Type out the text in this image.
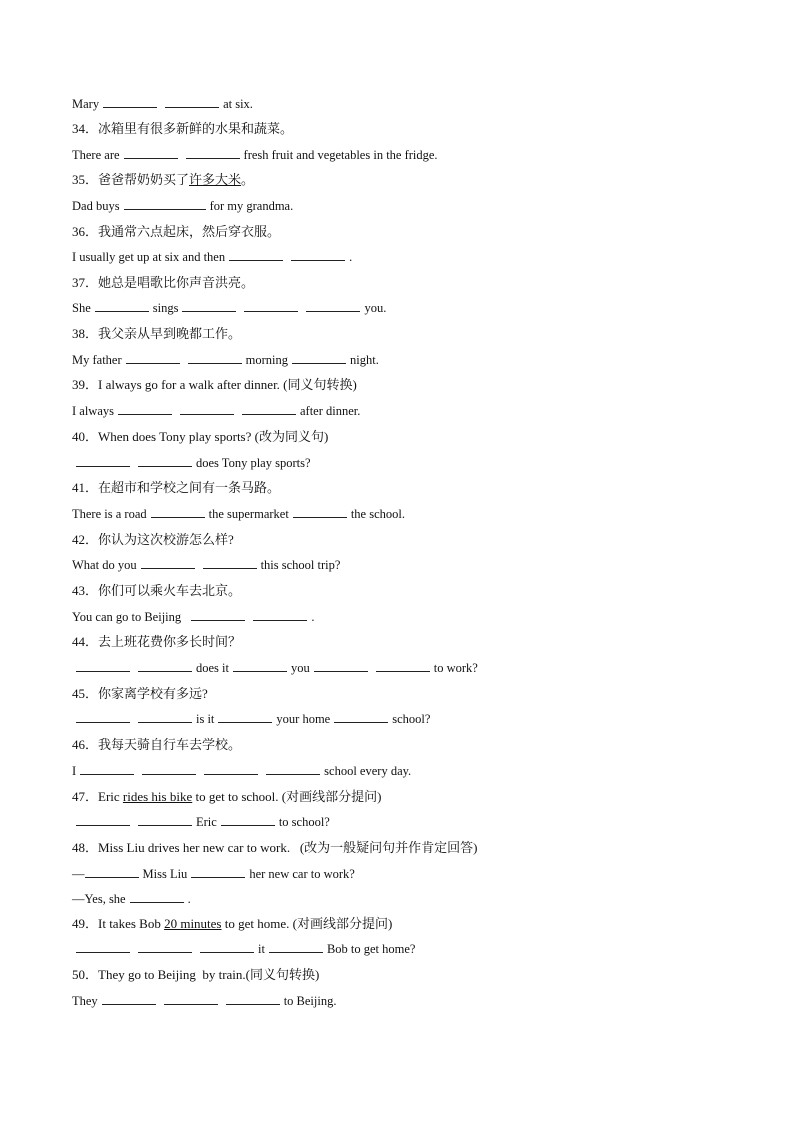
Mary	at six.
34．冰箱里有很多新鲜的水果和蔬菜。
There are	fresh fruit and vegetables in the fridge.
35．爸爸帮奶奶买了许多大米。
Dad buys	for my grandma.
36．我通常六点起床，然后穿衣服。
I usually get up at six and then	.
37．她总是唱歌比你声音洪亮。
She	sings	you.
38．我父亲从早到晚都工作。
My father	morning	night.
39．I always go for a walk after dinner. (同义句转换)
I always	after dinner.
40．When does Tony play sports? (改为同义句)
does Tony play sports?
41．在超市和学校之间有一条马路。
There is a road	the supermarket	the school.
42．你认为这次校游怎么样?
What do you	this school trip?
43．你们可以乘火车去北京。
You can go to Beijing	.
44．去上班花费你多长时间？
does it	you	to work?
45．你家离学校有多远?
is it	your home	school?
46．我每天骑自行车去学校。
I	school every day.
47．Eric rides his bike to get to school. (对画线部分提问)
Eric	to school?
48．Miss Liu drives her new car to work.   (改为一般疑问句并作肯定回答)
—	Miss Liu	her new car to work?
—Yes, she	.
49．It takes Bob 20 minutes to get home. (对画线部分提问)
it	Bob to get home?
50．They go to Beijing  by train.(同义句转换)
They	to Beijing.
++++++++++
> [Problem statement] Pictures appear in the records above. Output everything except them, exactly.

> [Answer to this problem]
Type out the text in this image.
Mary	at six.
34．冰箱里有很多新鲜的水果和蔬菜。
There are	fresh fruit and vegetables in the fridge.
35．爸爸帮奶奶买了许多大米。
Dad buys	for my grandma.
36．我通常六点起床，然后穿衣服。
I usually get up at six and then	.
37．她总是唱歌比你声音洪亮。
She	sings	you.
38．我父亲从早到晚都工作。
My father	morning	night.
39．I always go for a walk after dinner. (同义句转换)
I always	after dinner.
40．When does Tony play sports? (改为同义句)
does Tony play sports?
41．在超市和学校之间有一条马路。
There is a road	the supermarket	the school.
42．你认为这次校游怎么样?
What do you	this school trip?
43．你们可以乘火车去北京。
You can go to Beijing	.
44．去上班花费你多长时间？
does it	you	to work?
45．你家离学校有多远?
is it	your home	school?
46．我每天骑自行车去学校。
I	school every day.
47．Eric rides his bike to get to school. (对画线部分提问)
Eric	to school?
48．Miss Liu drives her new car to work.   (改为一般疑问句并作肯定回答)
—	Miss Liu	her new car to work?
—Yes, she	.
49．It takes Bob 20 minutes to get home. (对画线部分提问)
it	Bob to get home?
50．They go to Beijing  by train.(同义句转换)
They	to Beijing.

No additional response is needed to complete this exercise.